◆ PROBLEMS TO SOLVE:
**a)** Write out the stretch of the text on KI67 in breast cancer from "Despite endorsements by" through "this marker [37].".
**b)** In the text on KI67 in breast cancer, what was the median follow-up period?
**c)** Proceed with the text on KI67 in breast cancer from its last sentence.

Received: 4 July 2016

Accepted: 27 September 2016

Published: 18 October 2016

Abstract

Background

The value of KI67 in breast cancer prognostication has been questioned due to concerns on the analytical validity of visual KI67 assessment and methodological limitations of published studies. Here, we investigate the prognostic value of automated KI67 scoring in a large, multicentre study, and compare this with pathologists’ visual scores available in a subset of patients.

Methods

We utilised 143 tissue microarrays containing 15,313 tumour tissue cores from 8088 breast cancer patients in 10 collaborating studies. A total of 1401 deaths occurred during a median follow-up of 7.5 years. Centralised KI67 assessment was performed using an automated scoring protocol. The relationship of KI67 levels with 10-year breast cancer specific survival (BCSS) was investigated using Kaplan–Meier survival curves and Cox proportional hazard regression models adjusted for known prognostic factors.

Results

Patients in the highest quartile of KI67 (>12 % positive KI67 cells) had a worse 10-year BCSS than patients in the lower three quartiles. This association was statistically significant for ER-positive patients (hazard ratio (HR) (95 % CI) at baseline = 1.96 (1.31–2.93); P = 0.001) but not for ER-negative patients (1.23 (0.86–1.77); P = 0.248) (P-heterogeneity = 0.064). In spite of differences in characteristics of the study populations, the estimates of HR were consistent across all studies (P-heterogeneity = 0.941 for ER-positive and P-heterogeneity = 0.866 for ER-negative). Among ER-positive cancers, KI67 was associated with worse prognosis in both node-negative (2.47 (1.16–5.27)) and node-positive (1.74 (1.05–2.86)) tumours (P-heterogeneity = 0.671). Further classification according to ER, PR and HER2 showed statistically significant associations with prognosis among hormone receptor-positive patients regardless of HER2 status (P-heterogeneity = 0.270) and among triple-negative patients (1.70 (1.02–2.84)). Model fit parameters were similar for visual and automated measures of KI67 in a subset of 2440 patients with information from both sources.

Conclusions

Findings from this large-scale multicentre analysis with centrally generated automated KI67 scores show strong evidence in support of a prognostic value for automated KI67 scoring in breast cancer. Given the advantages of automated scoring in terms of its potential for standardisation, reproducibility and throughput, automated methods appear to be promising alternatives to visual scoring for KI67 assessment.

Keywords

Breast cancer Automated KI67 Visual KI67 Prognostication

Background

Despite endorsements by several international guidelines [1, 2] KI67 is yet to gain widespread application as a prognostic and/or predictive marker in breast cancer [3]. This is due, largely, to methodological variability in KI67 scoring (such as antibody type, specimen type, type of fixative, antigen retrieval methods, method of scoring, etc.), and limitations in the design and analyses of studies that have reported on this marker [37].

◆ MATERIAL SHOWN:
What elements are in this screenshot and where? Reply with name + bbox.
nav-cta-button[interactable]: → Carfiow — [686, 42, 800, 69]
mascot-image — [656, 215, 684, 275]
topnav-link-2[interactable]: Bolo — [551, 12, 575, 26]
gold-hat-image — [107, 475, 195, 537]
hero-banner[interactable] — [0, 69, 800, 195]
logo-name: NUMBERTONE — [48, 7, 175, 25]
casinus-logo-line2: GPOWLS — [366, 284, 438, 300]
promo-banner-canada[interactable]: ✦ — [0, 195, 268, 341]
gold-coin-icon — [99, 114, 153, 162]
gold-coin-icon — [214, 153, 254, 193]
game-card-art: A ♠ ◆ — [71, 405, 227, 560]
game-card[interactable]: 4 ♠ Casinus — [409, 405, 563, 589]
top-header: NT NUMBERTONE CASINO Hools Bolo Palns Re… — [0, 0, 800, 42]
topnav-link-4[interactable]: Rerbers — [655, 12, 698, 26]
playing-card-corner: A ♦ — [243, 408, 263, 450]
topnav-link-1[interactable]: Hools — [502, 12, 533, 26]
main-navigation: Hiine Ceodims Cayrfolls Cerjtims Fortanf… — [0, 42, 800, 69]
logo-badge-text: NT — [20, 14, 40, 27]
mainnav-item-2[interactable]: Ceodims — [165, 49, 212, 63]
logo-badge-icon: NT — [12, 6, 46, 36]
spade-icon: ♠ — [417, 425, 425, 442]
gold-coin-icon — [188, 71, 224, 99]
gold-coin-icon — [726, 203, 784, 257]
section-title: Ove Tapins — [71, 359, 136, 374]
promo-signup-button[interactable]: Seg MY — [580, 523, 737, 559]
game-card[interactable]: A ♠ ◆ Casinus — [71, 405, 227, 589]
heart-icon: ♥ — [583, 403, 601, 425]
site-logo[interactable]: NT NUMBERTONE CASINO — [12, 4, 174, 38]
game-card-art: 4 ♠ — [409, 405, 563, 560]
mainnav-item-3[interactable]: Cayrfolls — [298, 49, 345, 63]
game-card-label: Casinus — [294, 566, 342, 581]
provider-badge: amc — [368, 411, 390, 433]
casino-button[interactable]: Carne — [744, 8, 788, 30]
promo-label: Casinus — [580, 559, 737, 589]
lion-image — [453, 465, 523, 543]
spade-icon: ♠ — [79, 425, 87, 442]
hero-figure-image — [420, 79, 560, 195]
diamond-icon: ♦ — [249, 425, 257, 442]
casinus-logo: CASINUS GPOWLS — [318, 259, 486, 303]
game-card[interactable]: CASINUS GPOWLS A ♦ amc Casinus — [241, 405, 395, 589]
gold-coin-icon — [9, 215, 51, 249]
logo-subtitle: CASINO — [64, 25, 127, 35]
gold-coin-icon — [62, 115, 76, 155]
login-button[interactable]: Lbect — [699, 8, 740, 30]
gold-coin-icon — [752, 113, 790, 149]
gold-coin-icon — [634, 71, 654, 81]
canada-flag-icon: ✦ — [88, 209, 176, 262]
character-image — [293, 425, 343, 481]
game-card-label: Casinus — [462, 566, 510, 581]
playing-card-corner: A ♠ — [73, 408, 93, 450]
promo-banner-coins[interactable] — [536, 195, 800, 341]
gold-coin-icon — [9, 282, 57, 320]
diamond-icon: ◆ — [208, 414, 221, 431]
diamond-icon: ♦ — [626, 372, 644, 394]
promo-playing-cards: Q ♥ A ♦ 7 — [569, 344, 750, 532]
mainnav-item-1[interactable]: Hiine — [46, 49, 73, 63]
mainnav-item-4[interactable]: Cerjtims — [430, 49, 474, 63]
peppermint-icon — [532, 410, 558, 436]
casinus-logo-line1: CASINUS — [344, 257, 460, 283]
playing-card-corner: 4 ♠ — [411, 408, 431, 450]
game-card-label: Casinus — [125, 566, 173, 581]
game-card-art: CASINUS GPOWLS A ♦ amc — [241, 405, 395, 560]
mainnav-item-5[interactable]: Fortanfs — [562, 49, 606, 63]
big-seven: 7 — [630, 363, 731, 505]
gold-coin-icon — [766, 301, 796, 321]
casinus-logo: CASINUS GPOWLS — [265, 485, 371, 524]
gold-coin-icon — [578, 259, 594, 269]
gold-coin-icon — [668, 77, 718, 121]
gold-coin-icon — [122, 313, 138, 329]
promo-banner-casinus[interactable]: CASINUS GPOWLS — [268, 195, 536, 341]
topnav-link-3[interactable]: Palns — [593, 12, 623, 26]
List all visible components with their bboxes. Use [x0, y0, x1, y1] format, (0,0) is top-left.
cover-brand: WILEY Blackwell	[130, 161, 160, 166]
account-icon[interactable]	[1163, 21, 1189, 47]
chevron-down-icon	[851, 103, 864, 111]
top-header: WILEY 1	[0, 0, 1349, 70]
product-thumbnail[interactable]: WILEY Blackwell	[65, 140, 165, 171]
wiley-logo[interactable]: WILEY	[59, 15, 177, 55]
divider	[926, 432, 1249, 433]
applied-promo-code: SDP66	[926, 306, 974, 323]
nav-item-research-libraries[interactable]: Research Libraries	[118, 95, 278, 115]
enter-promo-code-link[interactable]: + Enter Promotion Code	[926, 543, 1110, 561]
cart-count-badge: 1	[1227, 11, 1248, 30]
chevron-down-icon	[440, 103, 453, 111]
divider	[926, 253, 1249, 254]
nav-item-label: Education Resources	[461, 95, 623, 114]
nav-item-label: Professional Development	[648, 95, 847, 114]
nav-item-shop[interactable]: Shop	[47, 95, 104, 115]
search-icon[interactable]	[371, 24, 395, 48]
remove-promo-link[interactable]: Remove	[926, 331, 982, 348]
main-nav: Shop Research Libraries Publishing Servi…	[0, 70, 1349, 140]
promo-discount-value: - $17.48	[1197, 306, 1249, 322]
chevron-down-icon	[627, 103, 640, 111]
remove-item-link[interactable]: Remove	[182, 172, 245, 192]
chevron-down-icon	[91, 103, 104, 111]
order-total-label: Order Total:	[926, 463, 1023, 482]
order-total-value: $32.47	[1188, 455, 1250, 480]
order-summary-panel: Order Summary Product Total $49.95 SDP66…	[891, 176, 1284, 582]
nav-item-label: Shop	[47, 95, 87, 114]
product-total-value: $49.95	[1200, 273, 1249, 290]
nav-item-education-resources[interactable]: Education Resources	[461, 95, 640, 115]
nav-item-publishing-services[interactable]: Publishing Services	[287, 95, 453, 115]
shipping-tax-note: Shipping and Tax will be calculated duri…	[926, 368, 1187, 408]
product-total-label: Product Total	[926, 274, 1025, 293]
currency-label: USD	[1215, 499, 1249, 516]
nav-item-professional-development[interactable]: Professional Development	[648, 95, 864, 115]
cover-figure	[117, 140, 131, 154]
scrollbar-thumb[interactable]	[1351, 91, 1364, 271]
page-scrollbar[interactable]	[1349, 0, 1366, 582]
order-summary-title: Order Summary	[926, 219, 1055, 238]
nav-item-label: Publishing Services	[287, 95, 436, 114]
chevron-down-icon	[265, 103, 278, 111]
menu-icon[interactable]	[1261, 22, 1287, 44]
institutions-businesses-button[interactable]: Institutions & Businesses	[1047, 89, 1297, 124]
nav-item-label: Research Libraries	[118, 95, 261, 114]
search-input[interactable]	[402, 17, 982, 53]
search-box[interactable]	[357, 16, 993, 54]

◆ TASK-BY-TASK ANSWERS:
**a)**
Despite endorsements by several international guidelines [1, 2] KI67 is yet to gain widespread application as a prognostic and/or predictive marker in breast cancer [3]. This is due, largely, to methodological variability in KI67 scoring (such as antibody type, specimen type, type of fixative, antigen retrieval methods, method of scoring, etc.), and limitations in the design and analyses of studies that have reported on this marker [37].

**b)** 7.5 years

**c)**
In the majority of settings, KI67 is evaluated visually by a pathologist even though there is yet to be consensus regarding which regions to score between the invasive edge, hot spots or the entire spectrum of the whole section or tumour core [8]. As a result, both the intra-observer and, especially, the inter-observer reproducibility of visually derived KI67 scores have been shown to be poor [911]. This has not only hampered inter-study comparability for KI67, but has fuelled concerns regarding its analytical validity [3]. To address some of the methodological issues related to KI67 assessment, the International KI67 in Breast Cancer Working Group published recommendations aimed at the standardisation of the analytical processes for KI67 evaluation [8]. This panel, however, fell short of making recommendations regarding the preferred method of scoring for KI67 between visual and automated. Several reports suggest that automated methods could address some of the problems associated with visual scoring [1119]. These methods are high throughput and are not limited by intra-observer variability. However, concerns exist regarding the accuracy of automated methods and the prognostic power of KI67 derived using these methods relative to that derived visually by pathologists. Few relatively small studies have reported a head-to-head comparison between scores derived using both methods in terms of prognostic properties, and the results from these are conflicting [11, 1719].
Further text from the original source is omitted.